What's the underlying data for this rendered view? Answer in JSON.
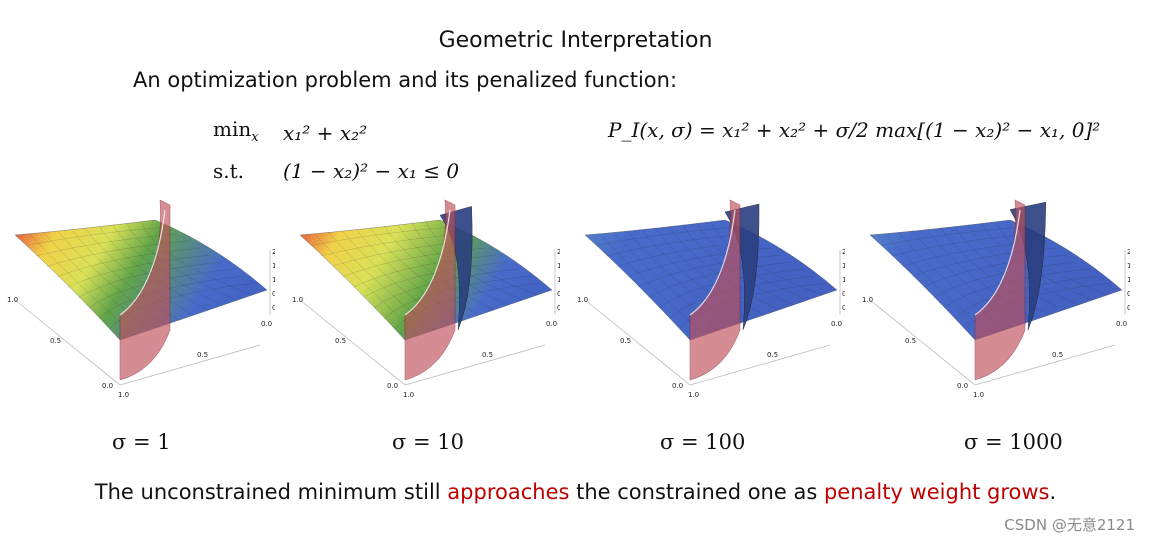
{
  "title": "Geometric Interpretation",
  "intro": "An optimization problem and its penalized function:",
  "problem": {
    "min_label": "min",
    "min_sub": "x",
    "objective": "x₁² + x₂²",
    "st_label": "s.t.",
    "constraint": "(1 − x₂)² − x₁ ≤ 0"
  },
  "penalized_function": {
    "lhs": "P_I(x, σ)",
    "expression": "P_I(x, σ) = x₁² + x₂² + σ/2 max[(1 − x₂)² − x₁, 0]²"
  },
  "plots": [
    {
      "sigma_label": "σ = 1"
    },
    {
      "sigma_label": "σ = 10"
    },
    {
      "sigma_label": "σ = 100"
    },
    {
      "sigma_label": "σ = 1000"
    }
  ],
  "axis_ticks": {
    "z": [
      "2.0",
      "1.5",
      "1.0",
      "0.5",
      "0.0"
    ],
    "x1": [
      "1.0",
      "0.5",
      "0.0"
    ],
    "x2": [
      "1.0",
      "0.5",
      "0.0"
    ]
  },
  "caption": {
    "part1": "The unconstrained minimum still ",
    "highlight1": "approaches",
    "part2": " the constrained one as ",
    "highlight2": "penalty weight grows",
    "part3": "."
  },
  "colors": {
    "highlight": "#c00000",
    "surface_blue": "#3f64c8",
    "constraint_red": "#c0505a"
  },
  "watermark": "CSDN @无意2121"
}
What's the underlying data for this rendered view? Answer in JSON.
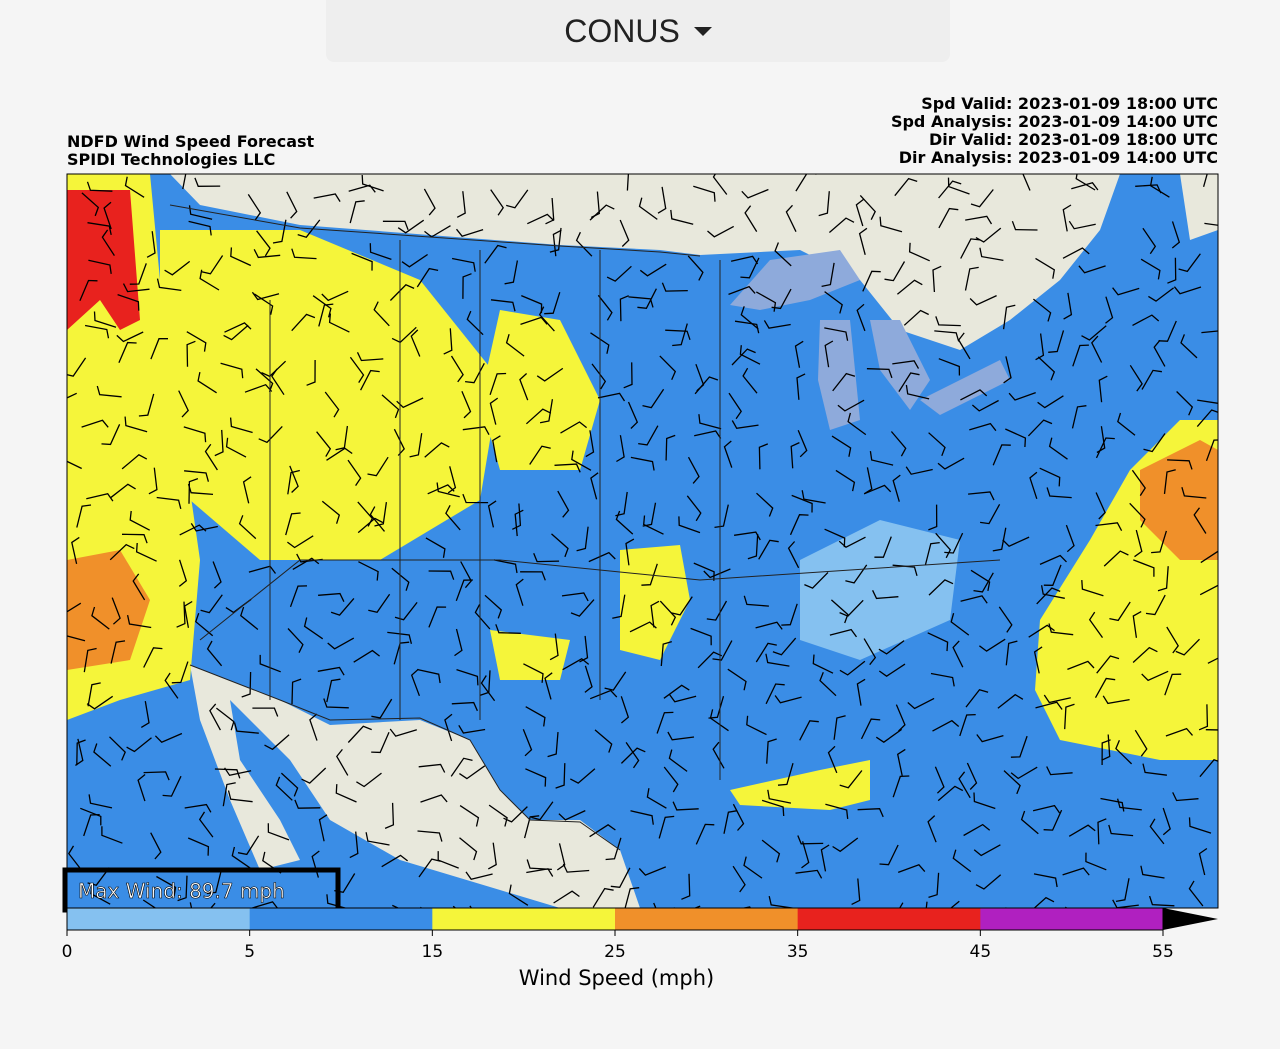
{
  "header": {
    "region": "CONUS"
  },
  "map": {
    "title_lines": [
      "NDFD Wind Speed Forecast",
      "SPIDI Technologies LLC"
    ],
    "valid_lines": [
      "Spd Valid: 2023-01-09 18:00 UTC",
      "Spd Analysis: 2023-01-09 14:00 UTC",
      "Dir Valid: 2023-01-09 18:00 UTC",
      "Dir Analysis: 2023-01-09 14:00 UTC"
    ],
    "max_wind": "Max Wind: 89.7 mph"
  },
  "colorbar": {
    "label": "Wind Speed (mph)",
    "boundaries": [
      0,
      5,
      15,
      25,
      35,
      45,
      55
    ],
    "colors": [
      "#85c1f0",
      "#3a8de6",
      "#f5f53a",
      "#f0902a",
      "#e8221e",
      "#b020c0"
    ],
    "extend_color": "#000000"
  }
}
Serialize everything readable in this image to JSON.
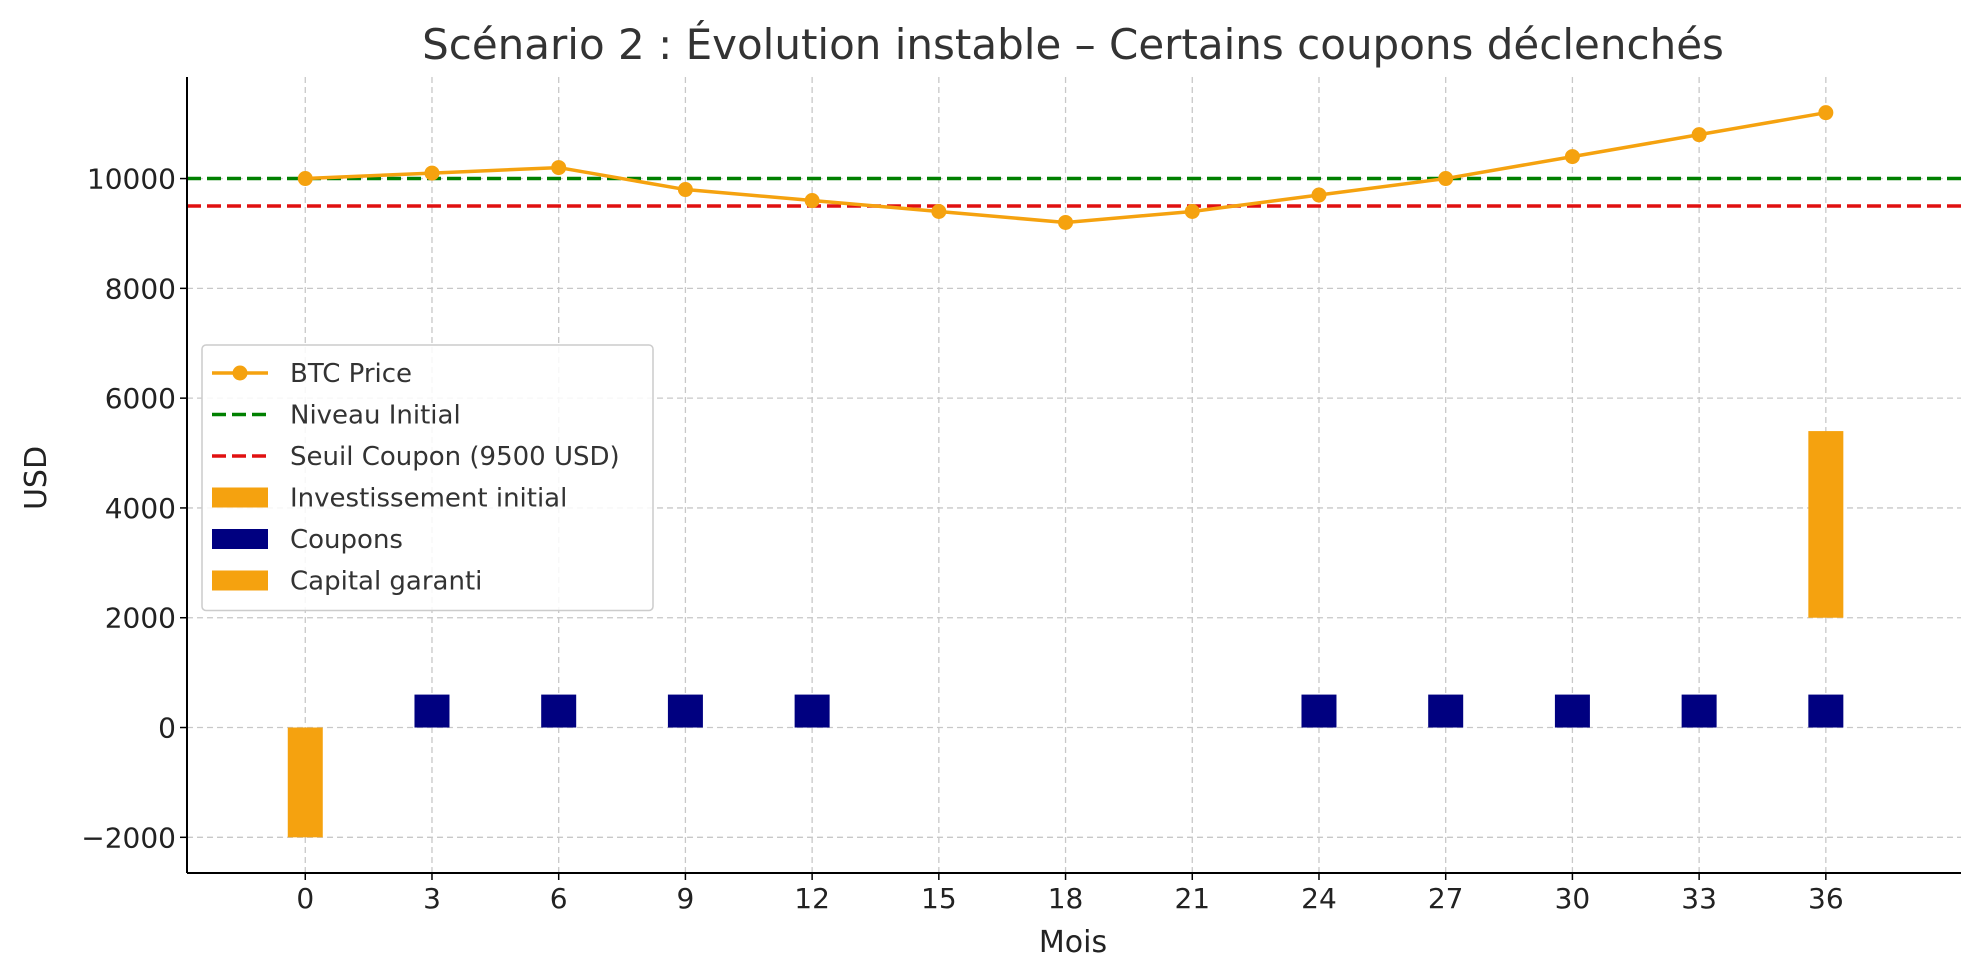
{
  "chart_data": {
    "type": "line",
    "title": "Scénario 2 : Évolution instable – Certains coupons déclenchés",
    "xlabel": "Mois",
    "ylabel": "USD",
    "xlim": [
      -2.8,
      39.2
    ],
    "ylim": [
      -2650,
      11850
    ],
    "x_ticks": [
      0,
      3,
      6,
      9,
      12,
      15,
      18,
      21,
      24,
      27,
      30,
      33,
      36
    ],
    "y_ticks": [
      -2000,
      0,
      2000,
      4000,
      6000,
      8000,
      10000
    ],
    "y_tick_labels": [
      "−2000",
      "0",
      "2000",
      "4000",
      "6000",
      "8000",
      "10000"
    ],
    "grid": true,
    "legend_position": "center-left",
    "series": [
      {
        "name": "BTC Price",
        "kind": "line",
        "color": "#f5a20f",
        "marker": "circle",
        "x": [
          0,
          3,
          6,
          9,
          12,
          15,
          18,
          21,
          24,
          27,
          30,
          33,
          36
        ],
        "y": [
          10000,
          10100,
          10200,
          9800,
          9600,
          9400,
          9200,
          9400,
          9700,
          10000,
          10400,
          10800,
          11200
        ]
      },
      {
        "name": "Niveau Initial",
        "kind": "hline",
        "color": "#008000",
        "y": 10000
      },
      {
        "name": "Seuil Coupon (9500 USD)",
        "kind": "hline",
        "color": "#e01010",
        "y": 9500
      },
      {
        "name": "Investissement initial",
        "kind": "bar",
        "color": "#f5a20f",
        "bars": [
          {
            "x": 0,
            "bottom": 0,
            "value": -2000
          }
        ]
      },
      {
        "name": "Coupons",
        "kind": "bar",
        "color": "#000080",
        "bars": [
          {
            "x": 3,
            "bottom": 0,
            "value": 600
          },
          {
            "x": 6,
            "bottom": 0,
            "value": 600
          },
          {
            "x": 9,
            "bottom": 0,
            "value": 600
          },
          {
            "x": 12,
            "bottom": 0,
            "value": 600
          },
          {
            "x": 24,
            "bottom": 0,
            "value": 600
          },
          {
            "x": 27,
            "bottom": 0,
            "value": 600
          },
          {
            "x": 30,
            "bottom": 0,
            "value": 600
          },
          {
            "x": 33,
            "bottom": 0,
            "value": 600
          },
          {
            "x": 36,
            "bottom": 0,
            "value": 600
          }
        ]
      },
      {
        "name": "Capital garanti",
        "kind": "bar",
        "color": "#f5a20f",
        "bars": [
          {
            "x": 36,
            "bottom": 2000,
            "value": 3400
          }
        ]
      }
    ]
  }
}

+===+

### INSTRUCTIONS TO FOLLOW
Every entry above needs to be retyped exactly; drop the pictures.

### COMPLETED TASK
What's the underlying data for this rendered view? Answer in JSON.
{
  "title": "Geometric Interpretation",
  "intro": "An optimization problem and its penalized function:",
  "problem": {
    "min_label": "min",
    "min_sub": "x",
    "objective": "x₁² + x₂²",
    "st_label": "s.t.",
    "constraint": "(1 − x₂)² − x₁ ≤ 0"
  },
  "penalized_function": {
    "lhs": "P_I(x, σ)",
    "expression": "P_I(x, σ) = x₁² + x₂² + σ/2 max[(1 − x₂)² − x₁, 0]²"
  },
  "plots": [
    {
      "sigma_label": "σ = 1"
    },
    {
      "sigma_label": "σ = 10"
    },
    {
      "sigma_label": "σ = 100"
    },
    {
      "sigma_label": "σ = 1000"
    }
  ],
  "axis_ticks": {
    "z": [
      "2.0",
      "1.5",
      "1.0",
      "0.5",
      "0.0"
    ],
    "x1": [
      "1.0",
      "0.5",
      "0.0"
    ],
    "x2": [
      "1.0",
      "0.5",
      "0.0"
    ]
  },
  "caption": {
    "part1": "The unconstrained minimum still ",
    "highlight1": "approaches",
    "part2": " the constrained one as ",
    "highlight2": "penalty weight grows",
    "part3": "."
  },
  "colors": {
    "highlight": "#c00000",
    "surface_blue": "#3f64c8",
    "constraint_red": "#c0505a"
  },
  "watermark": "CSDN @无意2121"
}
What's the underlying data for this rendered view? Answer in JSON.
{
  "header": {
    "region": "CONUS"
  },
  "map": {
    "title_lines": [
      "NDFD Wind Speed Forecast",
      "SPIDI Technologies LLC"
    ],
    "valid_lines": [
      "Spd Valid: 2023-01-09 18:00 UTC",
      "Spd Analysis: 2023-01-09 14:00 UTC",
      "Dir Valid: 2023-01-09 18:00 UTC",
      "Dir Analysis: 2023-01-09 14:00 UTC"
    ],
    "max_wind": "Max Wind: 89.7 mph"
  },
  "colorbar": {
    "label": "Wind Speed (mph)",
    "boundaries": [
      0,
      5,
      15,
      25,
      35,
      45,
      55
    ],
    "colors": [
      "#85c1f0",
      "#3a8de6",
      "#f5f53a",
      "#f0902a",
      "#e8221e",
      "#b020c0"
    ],
    "extend_color": "#000000"
  }
}
Serialize everything readable in this image to JSON.
{
  "chart_data": {
    "type": "line",
    "title": "Scénario 2 : Évolution instable – Certains coupons déclenchés",
    "xlabel": "Mois",
    "ylabel": "USD",
    "xlim": [
      -2.8,
      39.2
    ],
    "ylim": [
      -2650,
      11850
    ],
    "x_ticks": [
      0,
      3,
      6,
      9,
      12,
      15,
      18,
      21,
      24,
      27,
      30,
      33,
      36
    ],
    "y_ticks": [
      -2000,
      0,
      2000,
      4000,
      6000,
      8000,
      10000
    ],
    "y_tick_labels": [
      "−2000",
      "0",
      "2000",
      "4000",
      "6000",
      "8000",
      "10000"
    ],
    "grid": true,
    "legend_position": "center-left",
    "series": [
      {
        "name": "BTC Price",
        "kind": "line",
        "color": "#f5a20f",
        "marker": "circle",
        "x": [
          0,
          3,
          6,
          9,
          12,
          15,
          18,
          21,
          24,
          27,
          30,
          33,
          36
        ],
        "y": [
          10000,
          10100,
          10200,
          9800,
          9600,
          9400,
          9200,
          9400,
          9700,
          10000,
          10400,
          10800,
          11200
        ]
      },
      {
        "name": "Niveau Initial",
        "kind": "hline",
        "color": "#008000",
        "y": 10000
      },
      {
        "name": "Seuil Coupon (9500 USD)",
        "kind": "hline",
        "color": "#e01010",
        "y": 9500
      },
      {
        "name": "Investissement initial",
        "kind": "bar",
        "color": "#f5a20f",
        "bars": [
          {
            "x": 0,
            "bottom": 0,
            "value": -2000
          }
        ]
      },
      {
        "name": "Coupons",
        "kind": "bar",
        "color": "#000080",
        "bars": [
          {
            "x": 3,
            "bottom": 0,
            "value": 600
          },
          {
            "x": 6,
            "bottom": 0,
            "value": 600
          },
          {
            "x": 9,
            "bottom": 0,
            "value": 600
          },
          {
            "x": 12,
            "bottom": 0,
            "value": 600
          },
          {
            "x": 24,
            "bottom": 0,
            "value": 600
          },
          {
            "x": 27,
            "bottom": 0,
            "value": 600
          },
          {
            "x": 30,
            "bottom": 0,
            "value": 600
          },
          {
            "x": 33,
            "bottom": 0,
            "value": 600
          },
          {
            "x": 36,
            "bottom": 0,
            "value": 600
          }
        ]
      },
      {
        "name": "Capital garanti",
        "kind": "bar",
        "color": "#f5a20f",
        "bars": [
          {
            "x": 36,
            "bottom": 2000,
            "value": 3400
          }
        ]
      }
    ]
  }
}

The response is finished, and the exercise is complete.